## Exercise
Take each line containing "text" and report it exactly as written.

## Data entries
»»

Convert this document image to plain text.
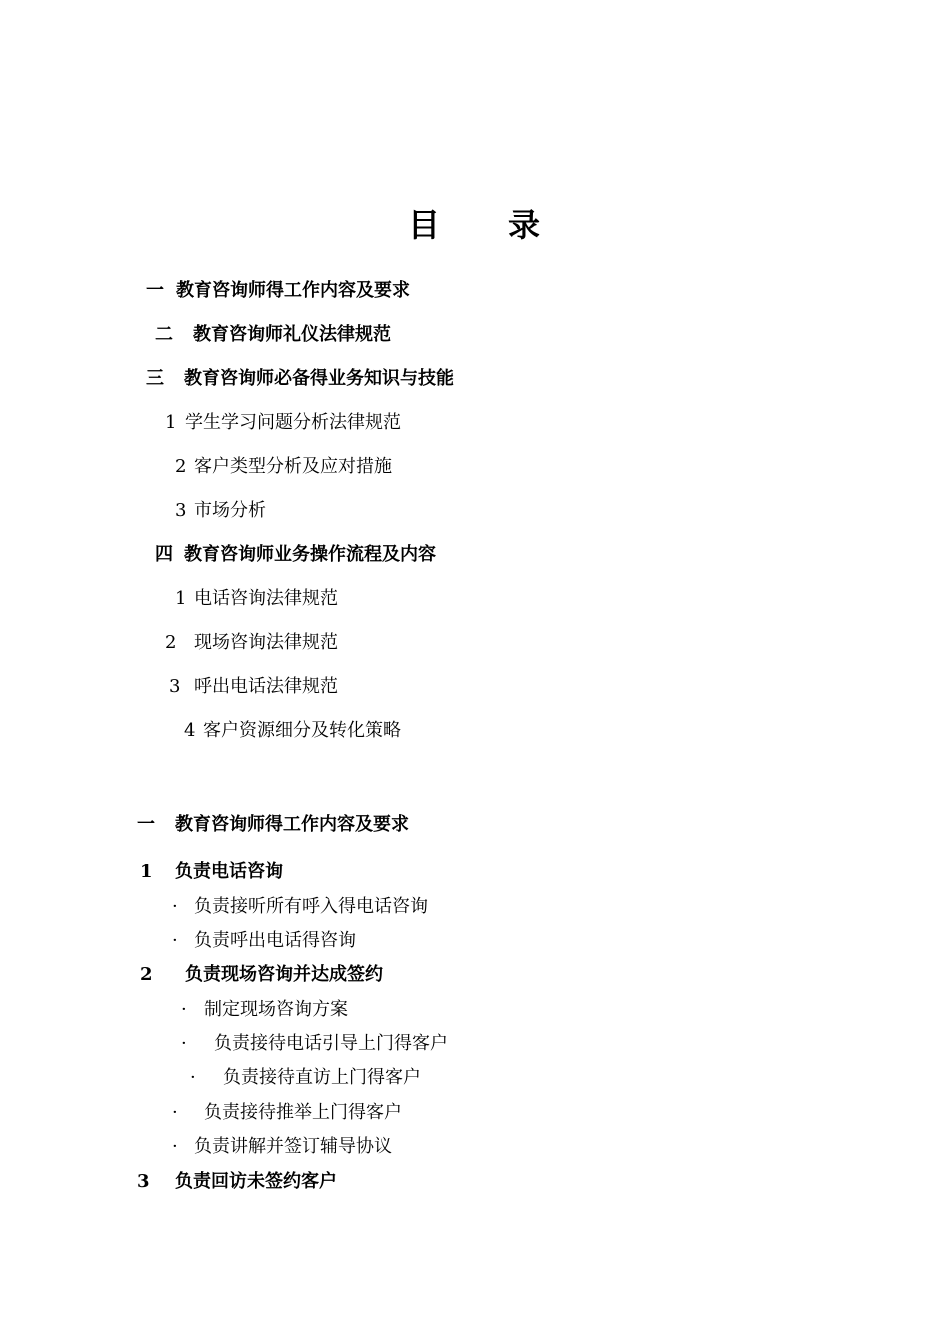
目 录
一 教育咨询师得工作内容及要求
二 教育咨询师礼仪法律规范
三 教育咨询师必备得业务知识与技能
1 学生学习问题分析法律规范
2 客户类型分析及应对措施
3 市场分析
四 教育咨询师业务操作流程及内容
1 电话咨询法律规范
2 现场咨询法律规范
3 呼出电话法律规范
4 客户资源细分及转化策略
一 教育咨询师得工作内容及要求
1 负责电话咨询
· 负责接听所有呼入得电话咨询
· 负责呼出电话得咨询
2 负责现场咨询并达成签约
· 制定现场咨询方案
· 负责接待电话引导上门得客户
· 负责接待直访上门得客户
· 负责接待推举上门得客户
· 负责讲解并签订辅导协议
3 负责回访未签约客户
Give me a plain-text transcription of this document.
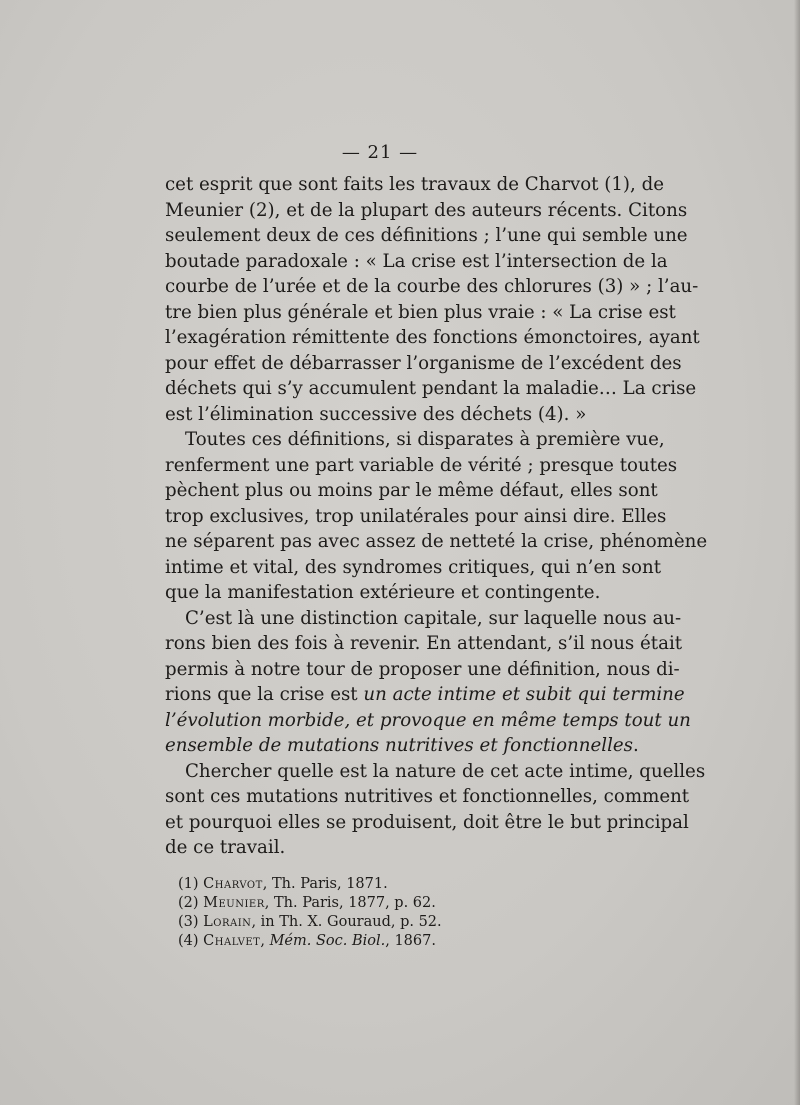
— 21 —
cet esprit que sont faits les travaux de Charvot (1), de
Meunier (2), et de la plupart des auteurs récents. Citons
seulement deux de ces définitions ; l’une qui semble une
boutade paradoxale : « La crise est l’intersection de la
courbe de l’urée et de la courbe des chlorures (3) » ; l’au-
tre bien plus générale et bien plus vraie : « La crise est
l’exagération rémittente des fonctions émonctoires, ayant
pour effet de débarrasser l’organisme de l’excédent des
déchets qui s’y accumulent pendant la maladie… La crise
est l’élimination successive des déchets (4). »
Toutes ces définitions, si disparates à première vue,
renferment une part variable de vérité ; presque toutes
pèchent plus ou moins par le même défaut, elles sont
trop exclusives, trop unilatérales pour ainsi dire. Elles
ne séparent pas avec assez de netteté la crise, phénomène
intime et vital, des syndromes critiques, qui n’en sont
que la manifestation extérieure et contingente.
C’est là une distinction capitale, sur laquelle nous au-
rons bien des fois à revenir. En attendant, s’il nous était
permis à notre tour de proposer une définition, nous di-
rions que la crise est un acte intime et subit qui termine
l’évolution morbide, et provoque en même temps tout un
ensemble de mutations nutritives et fonctionnelles.
Chercher quelle est la nature de cet acte intime, quelles
sont ces mutations nutritives et fonctionnelles, comment
et pourquoi elles se produisent, doit être le but principal
de ce travail.
(1) Charvot, Th. Paris, 1871.
(2) Meunier, Th. Paris, 1877, p. 62.
(3) Lorain, in Th. X. Gouraud, p. 52.
(4) Chalvet, Mém. Soc. Biol., 1867.
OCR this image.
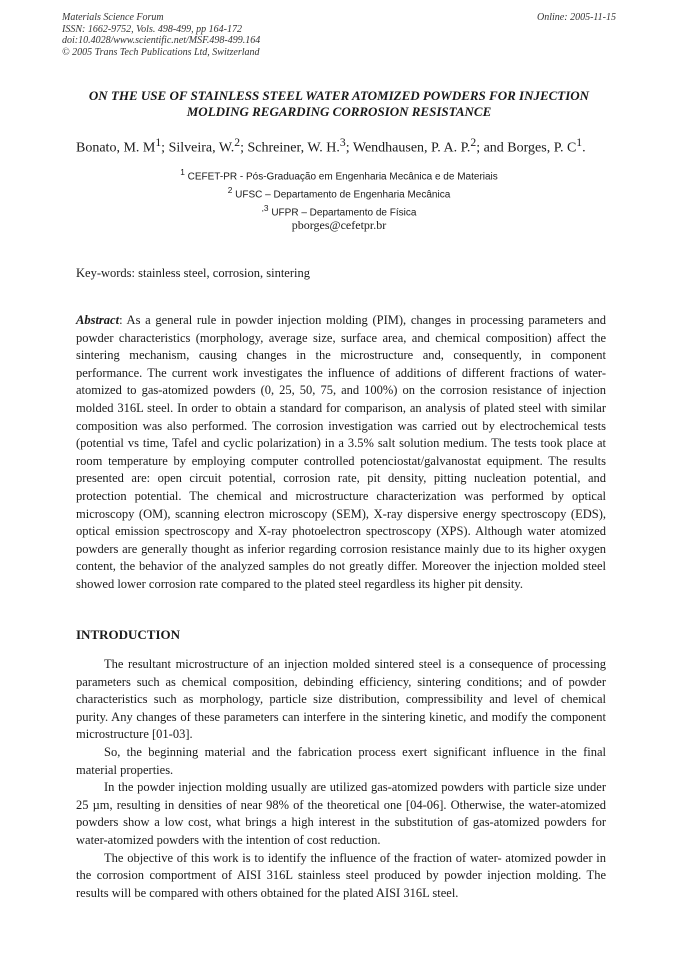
Materials Science Forum
ISSN: 1662-9752, Vols. 498-499, pp 164-172
doi:10.4028/www.scientific.net/MSF.498-499.164
© 2005 Trans Tech Publications Ltd, Switzerland
Online: 2005-11-15
ON THE USE OF STAINLESS STEEL WATER ATOMIZED POWDERS FOR INJECTION MOLDING REGARDING CORROSION RESISTANCE
Bonato, M. $M^1$; Silveira, W.$^2$; Schreiner, W. H.$^3$; Wendhausen, P. A. P.$^2$; and Borges, P. $C^1$.
$^1$ CEFET-PR - Pós-Graduação em Engenharia Mecânica e de Materiais
$^2$ UFSC – Departamento de Engenharia Mecânica
$^{,3}$ UFPR – Departamento de Física
pborges@cefetpr.br
Key-words: stainless steel, corrosion, sintering
Abstract: As a general rule in powder injection molding (PIM), changes in processing parameters and powder characteristics (morphology, average size, surface area, and chemical composition) affect the sintering mechanism, causing changes in the microstructure and, consequently, in component performance. The current work investigates the influence of additions of different fractions of water-atomized to gas-atomized powders (0, 25, 50, 75, and 100%) on the corrosion resistance of injection molded 316L steel. In order to obtain a standard for comparison, an analysis of plated steel with similar composition was also performed. The corrosion investigation was carried out by electrochemical tests (potential vs time, Tafel and cyclic polarization) in a 3.5% salt solution medium. The tests took place at room temperature by employing computer controlled potenciostat/galvanostat equipment. The results presented are: open circuit potential, corrosion rate, pit density, pitting nucleation potential, and protection potential. The chemical and microstructure characterization was performed by optical microscopy (OM), scanning electron microscopy (SEM), X-ray dispersive energy spectroscopy (EDS), optical emission spectroscopy and X-ray photoelectron spectroscopy (XPS). Although water atomized powders are generally thought as inferior regarding corrosion resistance mainly due to its higher oxygen content, the behavior of the analyzed samples do not greatly differ. Moreover the injection molded steel showed lower corrosion rate compared to the plated steel regardless its higher pit density.
INTRODUCTION

The resultant microstructure of an injection molded sintered steel is a consequence of processing parameters such as chemical composition, debinding efficiency, sintering conditions; and of powder characteristics such as morphology, particle size distribution, compressibility and level of chemical purity. Any changes of these parameters can interfere in the sintering kinetic, and modify the component microstructure [01-03].

So, the beginning material and the fabrication process exert significant influence in the final material properties.

In the powder injection molding usually are utilized gas-atomized powders with particle size under 25 µm, resulting in densities of near 98% of the theoretical one [04-06]. Otherwise, the water-atomized powders show a low cost, what brings a high interest in the substitution of gas-atomized powders for water-atomized powders with the intention of cost reduction.

The objective of this work is to identify the influence of the fraction of water- atomized powder in the corrosion comportment of AISI 316L stainless steel produced by powder injection molding. The results will be compared with others obtained for the plated AISI 316L steel.
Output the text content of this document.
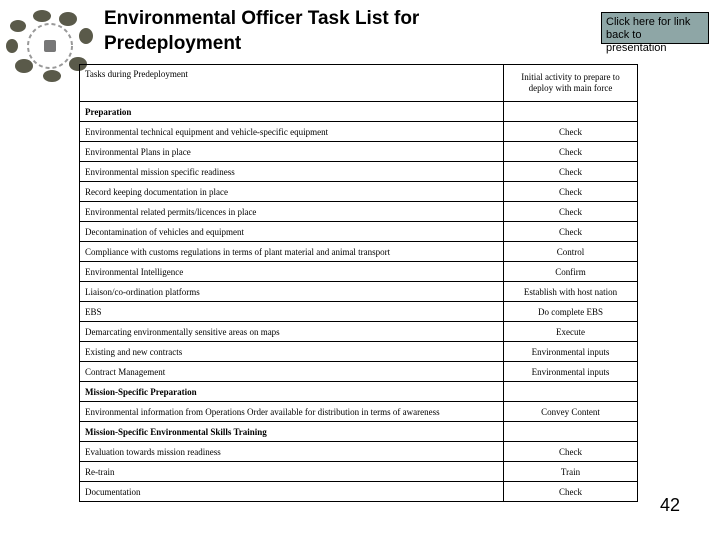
Environmental Officer Task List for Predeployment
Click here for link back to presentation
Tasks during Predeployment	Initial activity to prepare to deploy with main force
Preparation	
Environmental technical equipment and vehicle-specific equipment	Check
Environmental Plans in place	Check
Environmental mission specific readiness	Check
Record keeping documentation in place	Check
Environmental related permits/licences in place	Check
Decontamination of vehicles and equipment	Check
Compliance with customs regulations in terms of plant material and animal transport	Control
Environmental Intelligence	Confirm
Liaison/co-ordination platforms	Establish with host nation
EBS	Do complete EBS
Demarcating environmentally sensitive areas on maps	Execute
Existing and new contracts	Environmental inputs
Contract Management	Environmental inputs
Mission-Specific Preparation	
Environmental information from Operations Order available for distribution in terms of awareness	Convey Content
Mission-Specific Environmental Skills Training	
Evaluation towards mission readiness	Check
Re-train	Train
Documentation	Check
42
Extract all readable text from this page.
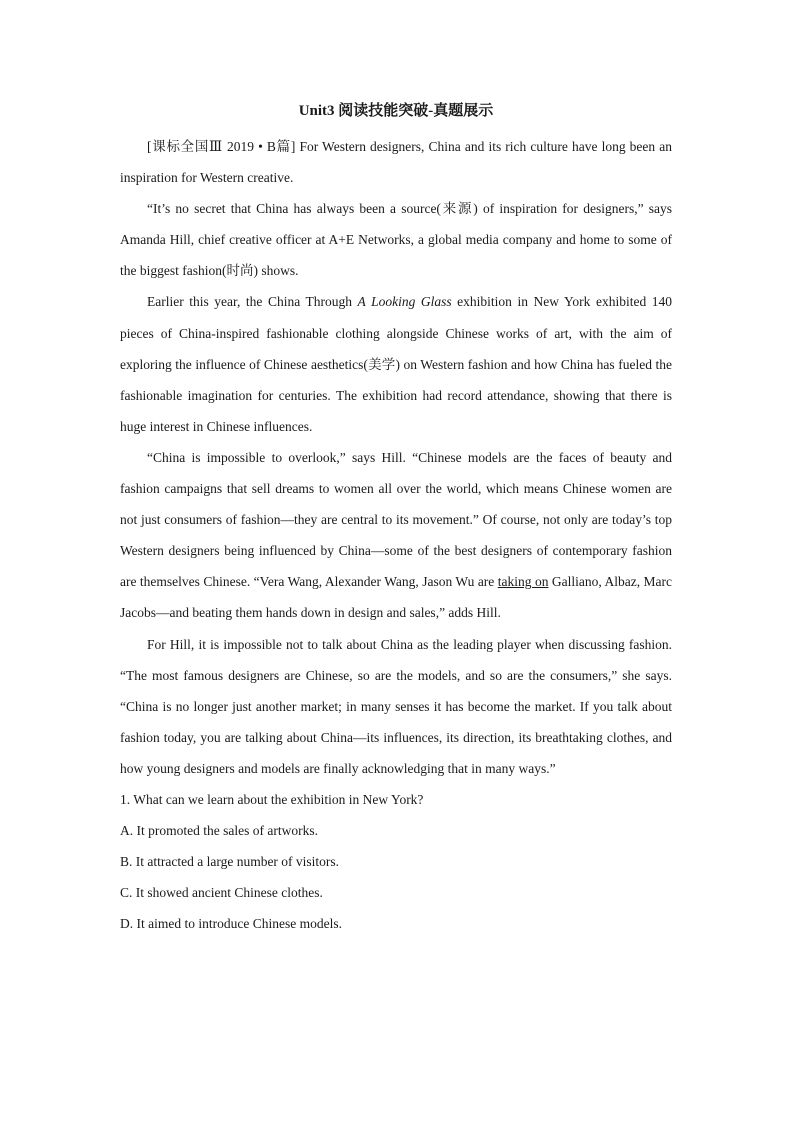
Unit3 阅读技能突破-真题展示

[课标全国Ⅲ 2019 • B篇] For Western designers, China and its rich culture have long been an inspiration for Western creative.

“It’s no secret that China has always been a source(来源) of inspiration for designers,” says Amanda Hill, chief creative officer at A+E Networks, a global media company and home to some of the biggest fashion(时尚) shows.

Earlier this year, the China Through A Looking Glass exhibition in New York exhibited 140 pieces of China-inspired fashionable clothing alongside Chinese works of art, with the aim of exploring the influence of Chinese aesthetics(美学) on Western fashion and how China has fueled the fashionable imagination for centuries. The exhibition had record attendance, showing that there is huge interest in Chinese influences.

“China is impossible to overlook,” says Hill. “Chinese models are the faces of beauty and fashion campaigns that sell dreams to women all over the world, which means Chinese women are not just consumers of fashion—they are central to its movement.” Of course, not only are today’s top Western designers being influenced by China—some of the best designers of contemporary fashion are themselves Chinese. “Vera Wang, Alexander Wang, Jason Wu are taking on Galliano, Albaz, Marc Jacobs—and beating them hands down in design and sales,” adds Hill.

For Hill, it is impossible not to talk about China as the leading player when discussing fashion. “The most famous designers are Chinese, so are the models, and so are the consumers,” she says. “China is no longer just another market; in many senses it has become the market. If you talk about fashion today, you are talking about China—its influences, its direction, its breathtaking clothes, and how young designers and models are finally acknowledging that in many ways.”

1. What can we learn about the exhibition in New York?

A. It promoted the sales of artworks.

B. It attracted a large number of visitors.

C. It showed ancient Chinese clothes.

D. It aimed to introduce Chinese models.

««

## Answer below
Convert this document image to plain text.
Give me a plain-text transcription of this document.
Output the text content of this document.
Extract all readable text from this page.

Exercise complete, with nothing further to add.